- Written problem: Only a number is wanted: the count of lines in this listing that contain "ylabel".
▽
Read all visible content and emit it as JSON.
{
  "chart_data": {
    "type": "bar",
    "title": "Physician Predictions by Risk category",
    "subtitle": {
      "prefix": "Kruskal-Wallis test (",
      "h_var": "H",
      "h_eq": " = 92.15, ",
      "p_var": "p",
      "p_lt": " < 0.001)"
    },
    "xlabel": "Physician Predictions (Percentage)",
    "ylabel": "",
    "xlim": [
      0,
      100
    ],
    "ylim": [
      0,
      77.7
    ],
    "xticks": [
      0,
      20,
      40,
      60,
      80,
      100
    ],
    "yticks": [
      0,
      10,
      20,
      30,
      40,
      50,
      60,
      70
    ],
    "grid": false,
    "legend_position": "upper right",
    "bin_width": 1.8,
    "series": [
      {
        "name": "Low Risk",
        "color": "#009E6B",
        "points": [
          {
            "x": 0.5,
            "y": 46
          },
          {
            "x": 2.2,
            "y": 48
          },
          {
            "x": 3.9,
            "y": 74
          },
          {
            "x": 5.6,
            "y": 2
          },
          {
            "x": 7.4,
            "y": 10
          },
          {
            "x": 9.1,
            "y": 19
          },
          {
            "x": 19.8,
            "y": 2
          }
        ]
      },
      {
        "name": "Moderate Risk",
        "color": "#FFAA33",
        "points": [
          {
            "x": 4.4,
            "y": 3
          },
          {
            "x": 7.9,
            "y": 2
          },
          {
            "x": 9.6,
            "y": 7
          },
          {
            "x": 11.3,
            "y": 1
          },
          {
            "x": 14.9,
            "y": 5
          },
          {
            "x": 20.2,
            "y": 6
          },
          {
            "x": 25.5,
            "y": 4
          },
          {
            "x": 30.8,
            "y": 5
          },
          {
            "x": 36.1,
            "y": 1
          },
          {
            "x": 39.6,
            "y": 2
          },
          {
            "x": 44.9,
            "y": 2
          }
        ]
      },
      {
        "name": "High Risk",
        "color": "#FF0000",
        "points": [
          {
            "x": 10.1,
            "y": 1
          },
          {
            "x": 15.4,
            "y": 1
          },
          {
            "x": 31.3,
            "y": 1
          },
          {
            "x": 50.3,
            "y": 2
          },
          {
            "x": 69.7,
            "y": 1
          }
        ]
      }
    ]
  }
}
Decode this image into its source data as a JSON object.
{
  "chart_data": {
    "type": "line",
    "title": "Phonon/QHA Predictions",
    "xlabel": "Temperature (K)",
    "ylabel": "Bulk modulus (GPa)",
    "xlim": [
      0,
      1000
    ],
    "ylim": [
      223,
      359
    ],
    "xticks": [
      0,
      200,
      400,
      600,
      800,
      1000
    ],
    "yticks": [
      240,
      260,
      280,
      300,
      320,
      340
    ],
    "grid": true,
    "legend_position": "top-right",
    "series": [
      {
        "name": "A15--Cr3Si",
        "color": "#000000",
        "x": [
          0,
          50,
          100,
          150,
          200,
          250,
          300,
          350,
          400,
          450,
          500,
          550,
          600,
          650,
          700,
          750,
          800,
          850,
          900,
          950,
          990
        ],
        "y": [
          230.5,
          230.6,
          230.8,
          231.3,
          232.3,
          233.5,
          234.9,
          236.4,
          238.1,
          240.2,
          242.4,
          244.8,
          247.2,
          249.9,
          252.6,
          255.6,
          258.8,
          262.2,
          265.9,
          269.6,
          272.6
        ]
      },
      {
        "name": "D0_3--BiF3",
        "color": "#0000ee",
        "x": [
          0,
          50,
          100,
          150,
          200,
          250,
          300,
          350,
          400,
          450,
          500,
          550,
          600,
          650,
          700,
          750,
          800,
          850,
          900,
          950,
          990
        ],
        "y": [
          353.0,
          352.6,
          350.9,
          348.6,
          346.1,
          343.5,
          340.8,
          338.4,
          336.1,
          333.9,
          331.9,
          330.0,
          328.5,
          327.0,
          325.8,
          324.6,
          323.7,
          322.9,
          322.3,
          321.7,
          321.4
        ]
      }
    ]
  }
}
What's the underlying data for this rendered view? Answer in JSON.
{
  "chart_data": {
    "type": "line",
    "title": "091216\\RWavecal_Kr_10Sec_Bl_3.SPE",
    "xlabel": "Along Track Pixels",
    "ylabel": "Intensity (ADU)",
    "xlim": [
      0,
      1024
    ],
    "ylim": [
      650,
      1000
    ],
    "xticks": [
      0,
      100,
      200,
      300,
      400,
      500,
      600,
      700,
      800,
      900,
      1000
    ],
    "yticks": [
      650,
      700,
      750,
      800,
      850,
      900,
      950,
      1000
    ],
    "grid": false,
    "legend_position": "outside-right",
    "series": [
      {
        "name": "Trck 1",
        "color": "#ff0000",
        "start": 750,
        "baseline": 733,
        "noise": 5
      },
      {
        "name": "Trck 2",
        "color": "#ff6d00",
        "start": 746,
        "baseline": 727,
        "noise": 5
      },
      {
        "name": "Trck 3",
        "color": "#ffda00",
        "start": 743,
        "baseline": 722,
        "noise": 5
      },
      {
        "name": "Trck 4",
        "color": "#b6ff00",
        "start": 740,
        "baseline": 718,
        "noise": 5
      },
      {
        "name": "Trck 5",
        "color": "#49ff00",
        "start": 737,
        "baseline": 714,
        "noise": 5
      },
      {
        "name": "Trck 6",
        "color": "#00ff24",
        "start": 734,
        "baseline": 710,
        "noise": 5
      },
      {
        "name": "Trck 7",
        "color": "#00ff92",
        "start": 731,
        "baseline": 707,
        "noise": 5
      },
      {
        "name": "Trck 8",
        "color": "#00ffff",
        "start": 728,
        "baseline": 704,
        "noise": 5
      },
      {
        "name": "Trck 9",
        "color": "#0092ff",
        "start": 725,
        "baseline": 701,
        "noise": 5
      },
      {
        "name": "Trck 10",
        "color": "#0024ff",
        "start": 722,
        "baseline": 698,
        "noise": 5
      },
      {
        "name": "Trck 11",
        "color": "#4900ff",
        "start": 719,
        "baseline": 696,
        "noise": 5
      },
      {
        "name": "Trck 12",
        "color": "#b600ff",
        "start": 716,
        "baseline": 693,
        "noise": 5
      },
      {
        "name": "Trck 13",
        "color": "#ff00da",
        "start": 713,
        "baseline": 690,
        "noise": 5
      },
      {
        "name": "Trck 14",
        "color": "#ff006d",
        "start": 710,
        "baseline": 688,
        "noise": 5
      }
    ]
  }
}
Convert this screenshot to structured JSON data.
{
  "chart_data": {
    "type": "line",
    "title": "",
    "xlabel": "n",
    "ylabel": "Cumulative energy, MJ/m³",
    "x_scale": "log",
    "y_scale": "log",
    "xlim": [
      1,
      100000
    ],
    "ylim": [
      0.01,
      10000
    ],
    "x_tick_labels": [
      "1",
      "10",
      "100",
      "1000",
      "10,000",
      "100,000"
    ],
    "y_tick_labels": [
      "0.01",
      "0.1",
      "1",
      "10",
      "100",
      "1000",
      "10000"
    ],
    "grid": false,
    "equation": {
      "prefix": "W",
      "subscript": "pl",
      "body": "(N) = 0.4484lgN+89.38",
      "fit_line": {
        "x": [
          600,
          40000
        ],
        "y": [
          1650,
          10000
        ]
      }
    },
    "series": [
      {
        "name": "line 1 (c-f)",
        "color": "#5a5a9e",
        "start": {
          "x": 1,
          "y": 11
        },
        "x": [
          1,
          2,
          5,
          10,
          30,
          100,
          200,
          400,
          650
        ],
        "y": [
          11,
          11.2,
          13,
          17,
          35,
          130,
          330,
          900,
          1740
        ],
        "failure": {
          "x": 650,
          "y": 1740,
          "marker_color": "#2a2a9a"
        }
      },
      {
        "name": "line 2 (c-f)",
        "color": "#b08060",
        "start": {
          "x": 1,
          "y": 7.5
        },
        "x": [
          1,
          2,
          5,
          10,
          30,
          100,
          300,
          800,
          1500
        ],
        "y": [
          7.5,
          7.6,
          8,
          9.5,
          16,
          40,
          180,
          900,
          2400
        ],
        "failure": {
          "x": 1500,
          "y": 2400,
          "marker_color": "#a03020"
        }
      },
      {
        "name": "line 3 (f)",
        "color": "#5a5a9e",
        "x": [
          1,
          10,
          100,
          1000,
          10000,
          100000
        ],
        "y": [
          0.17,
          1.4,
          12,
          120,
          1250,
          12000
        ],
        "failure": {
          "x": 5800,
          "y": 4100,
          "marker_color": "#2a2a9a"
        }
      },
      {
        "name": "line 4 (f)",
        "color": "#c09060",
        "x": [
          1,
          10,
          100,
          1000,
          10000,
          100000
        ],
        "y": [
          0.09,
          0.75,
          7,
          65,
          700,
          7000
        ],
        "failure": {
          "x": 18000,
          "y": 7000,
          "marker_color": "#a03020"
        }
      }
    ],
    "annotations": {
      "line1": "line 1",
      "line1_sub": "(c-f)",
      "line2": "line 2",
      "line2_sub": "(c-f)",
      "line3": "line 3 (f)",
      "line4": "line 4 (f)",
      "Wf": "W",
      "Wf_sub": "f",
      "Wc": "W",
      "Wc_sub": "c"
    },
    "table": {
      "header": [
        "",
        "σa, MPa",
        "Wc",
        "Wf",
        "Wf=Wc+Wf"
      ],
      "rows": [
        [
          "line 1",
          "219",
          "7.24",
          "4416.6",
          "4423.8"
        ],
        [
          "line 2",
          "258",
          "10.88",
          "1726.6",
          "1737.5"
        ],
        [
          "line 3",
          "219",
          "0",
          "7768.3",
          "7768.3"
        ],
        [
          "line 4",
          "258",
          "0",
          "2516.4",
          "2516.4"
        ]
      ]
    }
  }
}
△
- Written response: 4